TASK PROMPT
Looking at the listing, state how many of its lines contain the string "bảng". Write only the number.

* Begin RECORDS PROVIDED *

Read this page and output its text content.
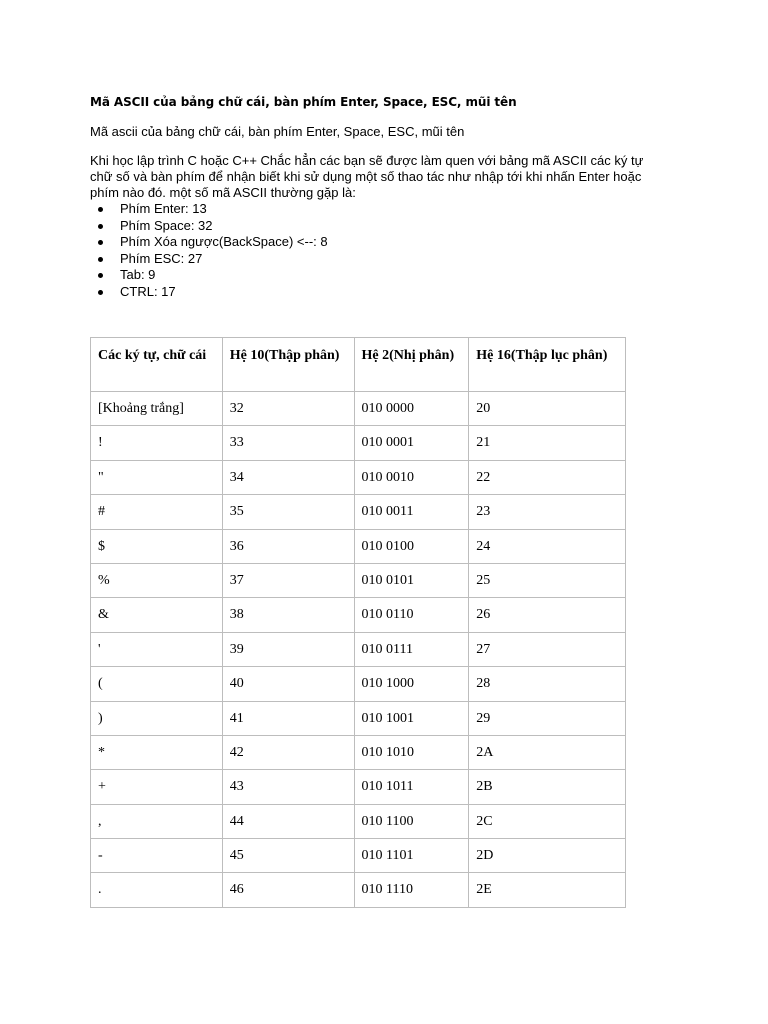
Mã ASCII của bảng chữ cái, bàn phím Enter, Space, ESC, mũi tên

Mã ascii của bảng chữ cái, bàn phím Enter, Space, ESC, mũi tên

Khi học lập trình C hoặc C++ Chắc hẳn các bạn sẽ được làm quen với bảng mã ASCII các ký tự chữ số và bàn phím để nhận biết khi sử dụng một số thao tác như nhập tới khi nhấn Enter hoặc phím nào đó. một số mã ASCII thường gặp là:

Phím Enter: 13
Phím Space: 32
Phím Xóa ngược(BackSpace) <--: 8
Phím ESC: 27
Tab: 9
CTRL: 17
Các ký tự, chữ cái	Hệ 10(Thập phân)	Hệ 2(Nhị phân)	Hệ 16(Thập lục phân)
[Khoảng trắng]	32	010 0000	20
!	33	010 0001	21
"	34	010 0010	22
#	35	010 0011	23
$	36	010 0100	24
%	37	010 0101	25
&	38	010 0110	26
'	39	010 0111	27
(	40	010 1000	28
)	41	010 1001	29
*	42	010 1010	2A
+	43	010 1011	2B
,	44	010 1100	2C
-	45	010 1101	2D
.	46	010 1110	2E
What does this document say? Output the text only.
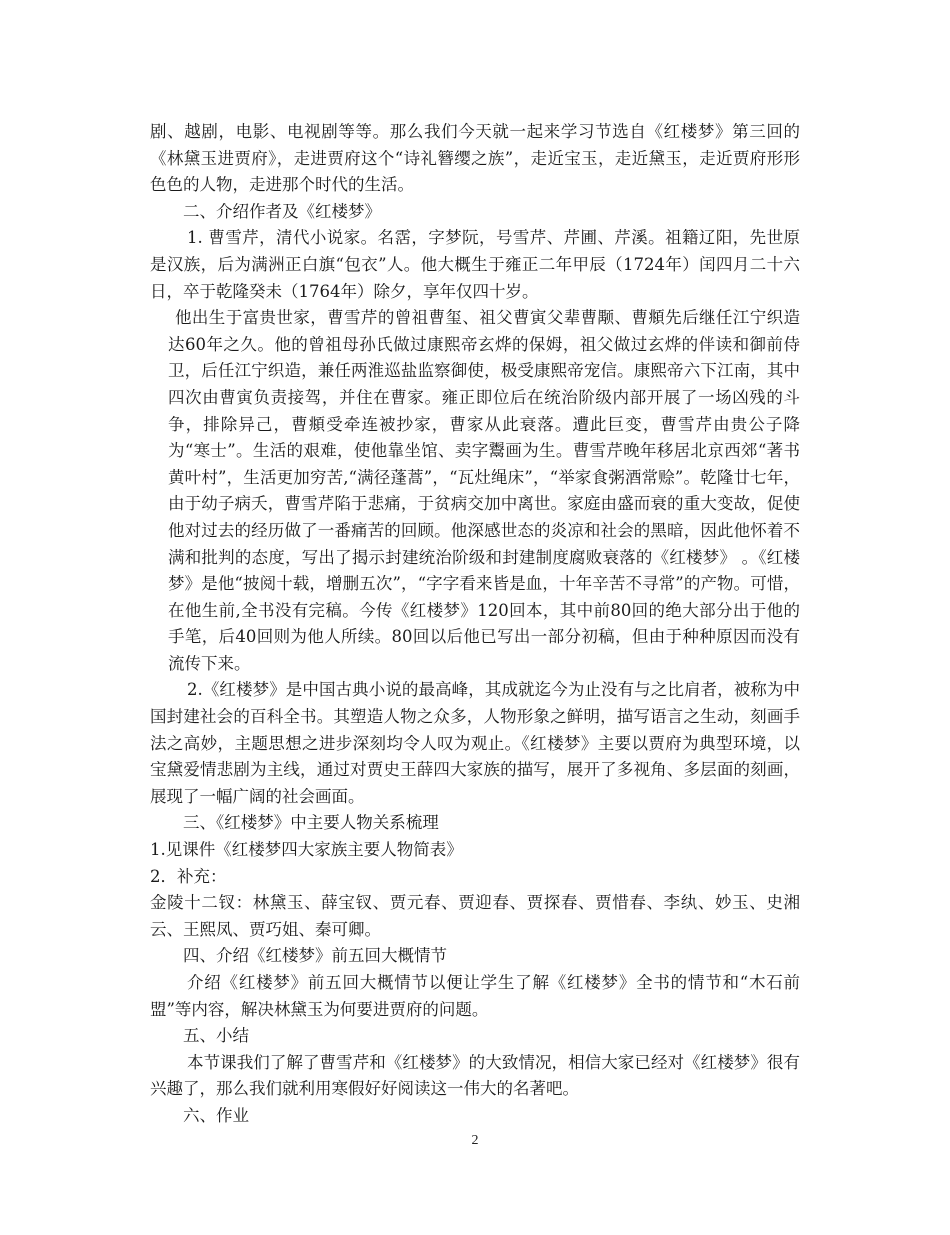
剧、越剧，电影、电视剧等等。那么我们今天就一起来学习节选自《红楼梦》第三回的《林黛玉进贾府》，走进贾府这个“诗礼簪缨之族”，走近宝玉，走近黛玉，走近贾府形形色色的人物，走进那个时代的生活。

二、介绍作者及《红楼梦》

1. 曹雪芹，清代小说家。名霑，字梦阮，号雪芹、芹圃、芹溪。祖籍辽阳，先世原是汉族，后为满洲正白旗“包衣”人。他大概生于雍正二年甲辰（1724年）闰四月二十六日，卒于乾隆癸未（1764年）除夕，享年仅四十岁。

他出生于富贵世家，曹雪芹的曾祖曹玺、祖父曹寅父辈曹颙、曹頫先后继任江宁织造达60年之久。他的曾祖母孙氏做过康熙帝玄烨的保姆，祖父做过玄烨的伴读和御前侍卫，后任江宁织造，兼任两淮巡盐监察御使，极受康熙帝宠信。康熙帝六下江南，其中四次由曹寅负责接驾，并住在曹家。雍正即位后在统治阶级内部开展了一场凶残的斗争，排除异己，曹頫受牵连被抄家，曹家从此衰落。遭此巨变，曹雪芹由贵公子降为“寒士”。生活的艰难，使他靠坐馆、卖字鬻画为生。曹雪芹晚年移居北京西郊“著书黄叶村”，生活更加穷苦,“满径蓬蒿”，“瓦灶绳床”，“举家食粥酒常赊”。乾隆廿七年，由于幼子病夭，曹雪芹陷于悲痛，于贫病交加中离世。家庭由盛而衰的重大变故，促使他对过去的经历做了一番痛苦的回顾。他深感世态的炎凉和社会的黑暗，因此他怀着不满和批判的态度，写出了揭示封建统治阶级和封建制度腐败衰落的《红楼梦》 。《红楼梦》是他“披阅十载，增删五次”，“字字看来皆是血，十年辛苦不寻常”的产物。可惜，在他生前,全书没有完稿。今传《红楼梦》120回本，其中前80回的绝大部分出于他的手笔，后40回则为他人所续。80回以后他已写出一部分初稿，但由于种种原因而没有流传下来。

2.《红楼梦》是中国古典小说的最高峰，其成就迄今为止没有与之比肩者，被称为中国封建社会的百科全书。其塑造人物之众多，人物形象之鲜明，描写语言之生动，刻画手法之高妙，主题思想之进步深刻均令人叹为观止。《红楼梦》主要以贾府为典型环境，以宝黛爱情悲剧为主线，通过对贾史王薛四大家族的描写，展开了多视角、多层面的刻画，展现了一幅广阔的社会画面。

三、《红楼梦》中主要人物关系梳理

1.见课件《红楼梦四大家族主要人物简表》

2．补充：

金陵十二钗：林黛玉、薛宝钗、贾元春、贾迎春、贾探春、贾惜春、李纨、妙玉、史湘云、王熙凤、贾巧姐、秦可卿。

四、介绍《红楼梦》前五回大概情节

介绍《红楼梦》前五回大概情节以便让学生了解《红楼梦》全书的情节和“木石前盟”等内容，解决林黛玉为何要进贾府的问题。

五、小结

本节课我们了解了曹雪芹和《红楼梦》的大致情况，相信大家已经对《红楼梦》很有兴趣了，那么我们就利用寒假好好阅读这一伟大的名著吧。

六、作业

2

* End RECORDS PROVIDED *

WRITTEN RESPONSE
3